╭─ AVAILABLE RECORDS

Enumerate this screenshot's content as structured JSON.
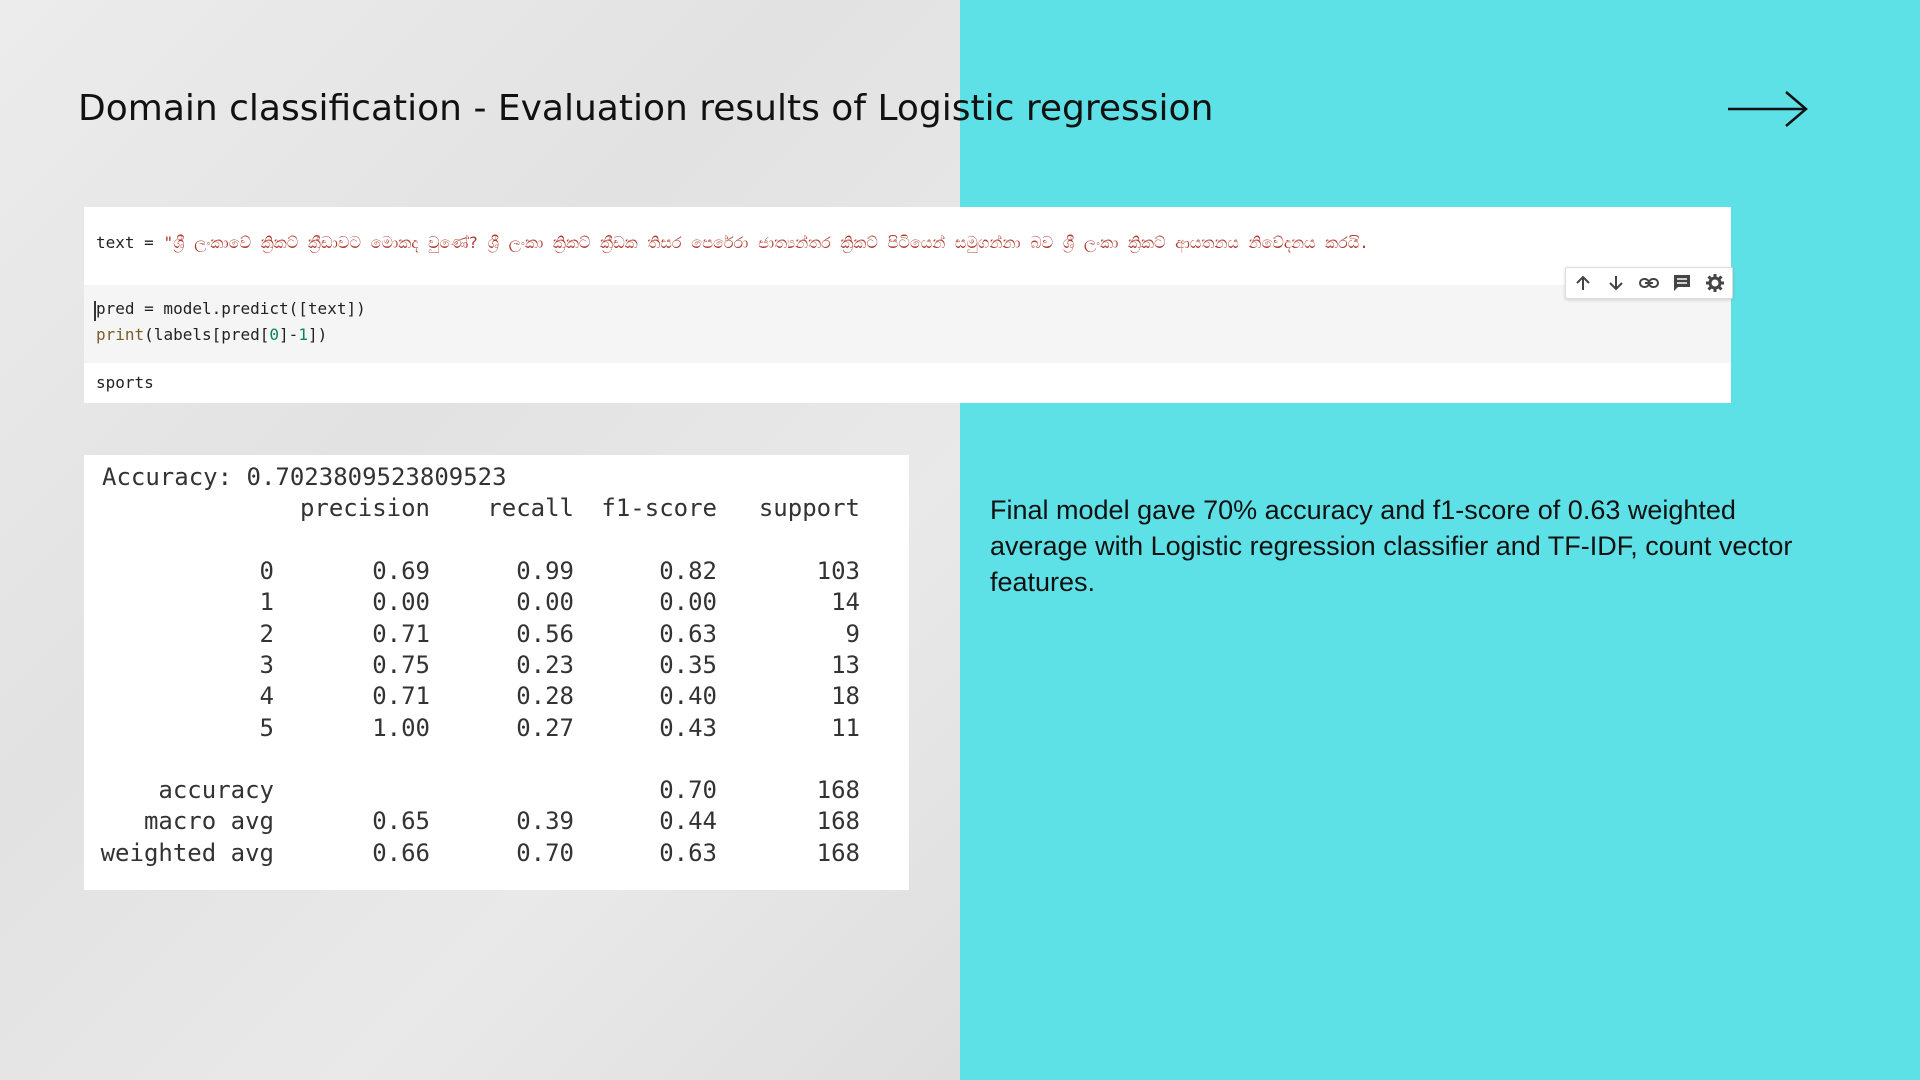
{
  "slide": {
    "title": "Domain classification - Evaluation results of Logistic regression",
    "next_arrow_icon": "long-arrow-right-icon",
    "accent_color": "#5ee1e6"
  },
  "notebook": {
    "text_var": "text = ",
    "text_value": "\"ශ්‍රී ලංකාවේ ක්‍රිකට් ක්‍රීඩාවට මොකද වුණේ? ශ්‍රී ලංකා ක්‍රිකට් ක්‍රීඩක තිසර පෙරේරා ජාත්‍යන්තර ක්‍රිකට් පිටියෙන් සමුගන්නා බව ශ්‍රී ලංකා ක්‍රිකට් ආයතනය නිවේදනය කරයි.",
    "code_line1": "pred = model.predict([text])",
    "code_line2_kw": "print",
    "code_line2_a": "(labels[pred[",
    "code_line2_num0": "0",
    "code_line2_b": "]-",
    "code_line2_num1": "1",
    "code_line2_c": "])",
    "output": "sports",
    "toolbar_icons": [
      "arrow-up-icon",
      "arrow-down-icon",
      "link-icon",
      "comment-icon",
      "gear-icon"
    ]
  },
  "report": {
    "accuracy_line": "Accuracy: 0.7023809523809523",
    "headers": [
      "precision",
      "recall",
      "f1-score",
      "support"
    ],
    "rows": [
      {
        "label": "0",
        "precision": "0.69",
        "recall": "0.99",
        "f1": "0.82",
        "support": "103"
      },
      {
        "label": "1",
        "precision": "0.00",
        "recall": "0.00",
        "f1": "0.00",
        "support": "14"
      },
      {
        "label": "2",
        "precision": "0.71",
        "recall": "0.56",
        "f1": "0.63",
        "support": "9"
      },
      {
        "label": "3",
        "precision": "0.75",
        "recall": "0.23",
        "f1": "0.35",
        "support": "13"
      },
      {
        "label": "4",
        "precision": "0.71",
        "recall": "0.28",
        "f1": "0.40",
        "support": "18"
      },
      {
        "label": "5",
        "precision": "1.00",
        "recall": "0.27",
        "f1": "0.43",
        "support": "11"
      }
    ],
    "summary_rows": [
      {
        "label": "accuracy",
        "precision": "",
        "recall": "",
        "f1": "0.70",
        "support": "168"
      },
      {
        "label": "macro avg",
        "precision": "0.65",
        "recall": "0.39",
        "f1": "0.44",
        "support": "168"
      },
      {
        "label": "weighted avg",
        "precision": "0.66",
        "recall": "0.70",
        "f1": "0.63",
        "support": "168"
      }
    ]
  },
  "summary_text": "Final model gave 70% accuracy and f1-score of 0.63 weighted average with Logistic regression classifier and TF-IDF, count vector features."
}
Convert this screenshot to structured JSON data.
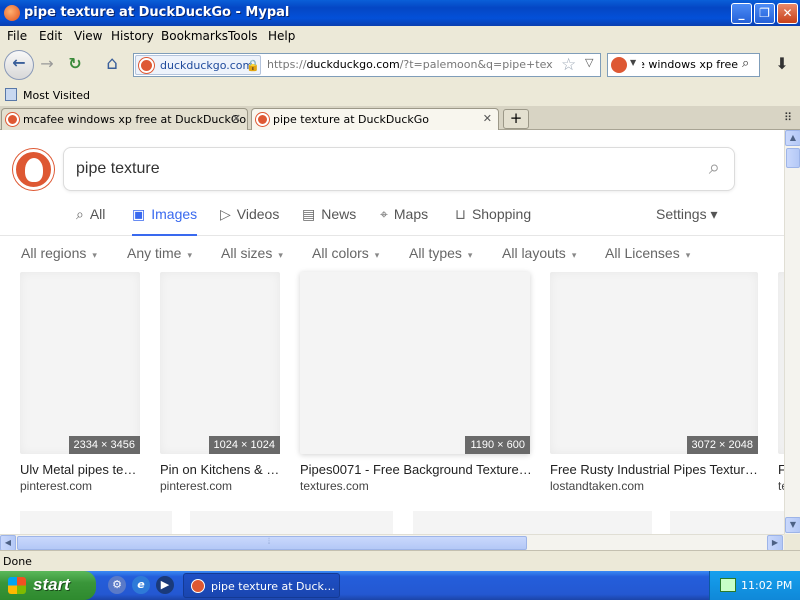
{
  "window": {
    "title": "pipe texture at DuckDuckGo - Mypal",
    "minimize": "_",
    "maximize": "❐",
    "close": "✕"
  },
  "menu": [
    "File",
    "Edit",
    "View",
    "History",
    "Bookmarks",
    "Tools",
    "Help"
  ],
  "nav": {
    "back": "←",
    "forward": "→",
    "reload": "↻",
    "home": "⌂",
    "identity_domain": "duckduckgo.com",
    "lock": "🔒",
    "url_prefix": "https://",
    "url_host": "duckduckgo.com",
    "url_rest": "/?t=palemoon&q=pipe+texture&ia>",
    "star": "☆",
    "url_dropdown": "▽",
    "search_value": "ee windows xp free",
    "search_dropdown": "▼",
    "search_icon": "⌕",
    "download": "⬇"
  },
  "bookmarks": {
    "label": "Most Visited"
  },
  "tabs": [
    {
      "label": "mcafee windows xp free at DuckDuckGo",
      "close": "✕",
      "active": false
    },
    {
      "label": "pipe texture at DuckDuckGo",
      "close": "✕",
      "active": true
    }
  ],
  "new_tab": "+",
  "tab_list": "⠿",
  "ddg": {
    "query": "pipe texture",
    "search_icon": "⌕",
    "tabs": [
      {
        "icon": "⌕",
        "label": "All"
      },
      {
        "icon": "▣",
        "label": "Images"
      },
      {
        "icon": "▷",
        "label": "Videos"
      },
      {
        "icon": "▤",
        "label": "News"
      },
      {
        "icon": "⌖",
        "label": "Maps"
      },
      {
        "icon": "⊔",
        "label": "Shopping"
      }
    ],
    "settings": "Settings ▾",
    "filters": [
      "All regions",
      "Any time",
      "All sizes",
      "All colors",
      "All types",
      "All layouts",
      "All Licenses"
    ],
    "filter_caret": "▾",
    "results": [
      {
        "dims": "2334 × 3456",
        "title": "Ulv Metal pipes tex…",
        "source": "pinterest.com"
      },
      {
        "dims": "1024 × 1024",
        "title": "Pin on Kitchens & C…",
        "source": "pinterest.com"
      },
      {
        "dims": "1190 × 600",
        "title": "Pipes0071 - Free Background Texture …",
        "source": "textures.com"
      },
      {
        "dims": "3072 × 2048",
        "title": "Free Rusty Industrial Pipes Texture…",
        "source": "lostandtaken.com"
      },
      {
        "title": "F",
        "source": "te"
      }
    ]
  },
  "scroll": {
    "up": "▲",
    "down": "▼",
    "left": "◀",
    "right": "▶",
    "grip": "⦙"
  },
  "status": "Done",
  "taskbar": {
    "start": "start",
    "task_label": "pipe texture at Duck…",
    "clock": "11:02 PM",
    "quicklaunch": [
      "⚙",
      "e",
      "▶"
    ]
  }
}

╰─

YOUR OBJECTIVE: Transcribe each entry precisely as given, leaving the pictures out.

RESPONSE FOR THIS EXERCISE:
Enumerate this screenshot's content as structured JSON.
{
  "slide": {
    "title": "Domain classification - Evaluation results of Logistic regression",
    "next_arrow_icon": "long-arrow-right-icon",
    "accent_color": "#5ee1e6"
  },
  "notebook": {
    "text_var": "text = ",
    "text_value": "\"ශ්‍රී ලංකාවේ ක්‍රිකට් ක්‍රීඩාවට මොකද වුණේ? ශ්‍රී ලංකා ක්‍රිකට් ක්‍රීඩක තිසර පෙරේරා ජාත්‍යන්තර ක්‍රිකට් පිටියෙන් සමුගන්නා බව ශ්‍රී ලංකා ක්‍රිකට් ආයතනය නිවේදනය කරයි.",
    "code_line1": "pred = model.predict([text])",
    "code_line2_kw": "print",
    "code_line2_a": "(labels[pred[",
    "code_line2_num0": "0",
    "code_line2_b": "]-",
    "code_line2_num1": "1",
    "code_line2_c": "])",
    "output": "sports",
    "toolbar_icons": [
      "arrow-up-icon",
      "arrow-down-icon",
      "link-icon",
      "comment-icon",
      "gear-icon"
    ]
  },
  "report": {
    "accuracy_line": "Accuracy: 0.7023809523809523",
    "headers": [
      "precision",
      "recall",
      "f1-score",
      "support"
    ],
    "rows": [
      {
        "label": "0",
        "precision": "0.69",
        "recall": "0.99",
        "f1": "0.82",
        "support": "103"
      },
      {
        "label": "1",
        "precision": "0.00",
        "recall": "0.00",
        "f1": "0.00",
        "support": "14"
      },
      {
        "label": "2",
        "precision": "0.71",
        "recall": "0.56",
        "f1": "0.63",
        "support": "9"
      },
      {
        "label": "3",
        "precision": "0.75",
        "recall": "0.23",
        "f1": "0.35",
        "support": "13"
      },
      {
        "label": "4",
        "precision": "0.71",
        "recall": "0.28",
        "f1": "0.40",
        "support": "18"
      },
      {
        "label": "5",
        "precision": "1.00",
        "recall": "0.27",
        "f1": "0.43",
        "support": "11"
      }
    ],
    "summary_rows": [
      {
        "label": "accuracy",
        "precision": "",
        "recall": "",
        "f1": "0.70",
        "support": "168"
      },
      {
        "label": "macro avg",
        "precision": "0.65",
        "recall": "0.39",
        "f1": "0.44",
        "support": "168"
      },
      {
        "label": "weighted avg",
        "precision": "0.66",
        "recall": "0.70",
        "f1": "0.63",
        "support": "168"
      }
    ]
  },
  "summary_text": "Final model gave 70% accuracy and f1-score of 0.63 weighted average with Logistic regression classifier and TF-IDF, count vector features."
}
Convert this screenshot to structured JSON data.
{
  "window": {
    "title": "pipe texture at DuckDuckGo - Mypal",
    "minimize": "_",
    "maximize": "❐",
    "close": "✕"
  },
  "menu": [
    "File",
    "Edit",
    "View",
    "History",
    "Bookmarks",
    "Tools",
    "Help"
  ],
  "nav": {
    "back": "←",
    "forward": "→",
    "reload": "↻",
    "home": "⌂",
    "identity_domain": "duckduckgo.com",
    "lock": "🔒",
    "url_prefix": "https://",
    "url_host": "duckduckgo.com",
    "url_rest": "/?t=palemoon&q=pipe+texture&ia>",
    "star": "☆",
    "url_dropdown": "▽",
    "search_value": "ee windows xp free",
    "search_dropdown": "▼",
    "search_icon": "⌕",
    "download": "⬇"
  },
  "bookmarks": {
    "label": "Most Visited"
  },
  "tabs": [
    {
      "label": "mcafee windows xp free at DuckDuckGo",
      "close": "✕",
      "active": false
    },
    {
      "label": "pipe texture at DuckDuckGo",
      "close": "✕",
      "active": true
    }
  ],
  "new_tab": "+",
  "tab_list": "⠿",
  "ddg": {
    "query": "pipe texture",
    "search_icon": "⌕",
    "tabs": [
      {
        "icon": "⌕",
        "label": "All"
      },
      {
        "icon": "▣",
        "label": "Images"
      },
      {
        "icon": "▷",
        "label": "Videos"
      },
      {
        "icon": "▤",
        "label": "News"
      },
      {
        "icon": "⌖",
        "label": "Maps"
      },
      {
        "icon": "⊔",
        "label": "Shopping"
      }
    ],
    "settings": "Settings ▾",
    "filters": [
      "All regions",
      "Any time",
      "All sizes",
      "All colors",
      "All types",
      "All layouts",
      "All Licenses"
    ],
    "filter_caret": "▾",
    "results": [
      {
        "dims": "2334 × 3456",
        "title": "Ulv Metal pipes tex…",
        "source": "pinterest.com"
      },
      {
        "dims": "1024 × 1024",
        "title": "Pin on Kitchens & C…",
        "source": "pinterest.com"
      },
      {
        "dims": "1190 × 600",
        "title": "Pipes0071 - Free Background Texture …",
        "source": "textures.com"
      },
      {
        "dims": "3072 × 2048",
        "title": "Free Rusty Industrial Pipes Texture…",
        "source": "lostandtaken.com"
      },
      {
        "title": "F",
        "source": "te"
      }
    ]
  },
  "scroll": {
    "up": "▲",
    "down": "▼",
    "left": "◀",
    "right": "▶",
    "grip": "⦙"
  },
  "status": "Done",
  "taskbar": {
    "start": "start",
    "task_label": "pipe texture at Duck…",
    "clock": "11:02 PM",
    "quicklaunch": [
      "⚙",
      "e",
      "▶"
    ]
  }
}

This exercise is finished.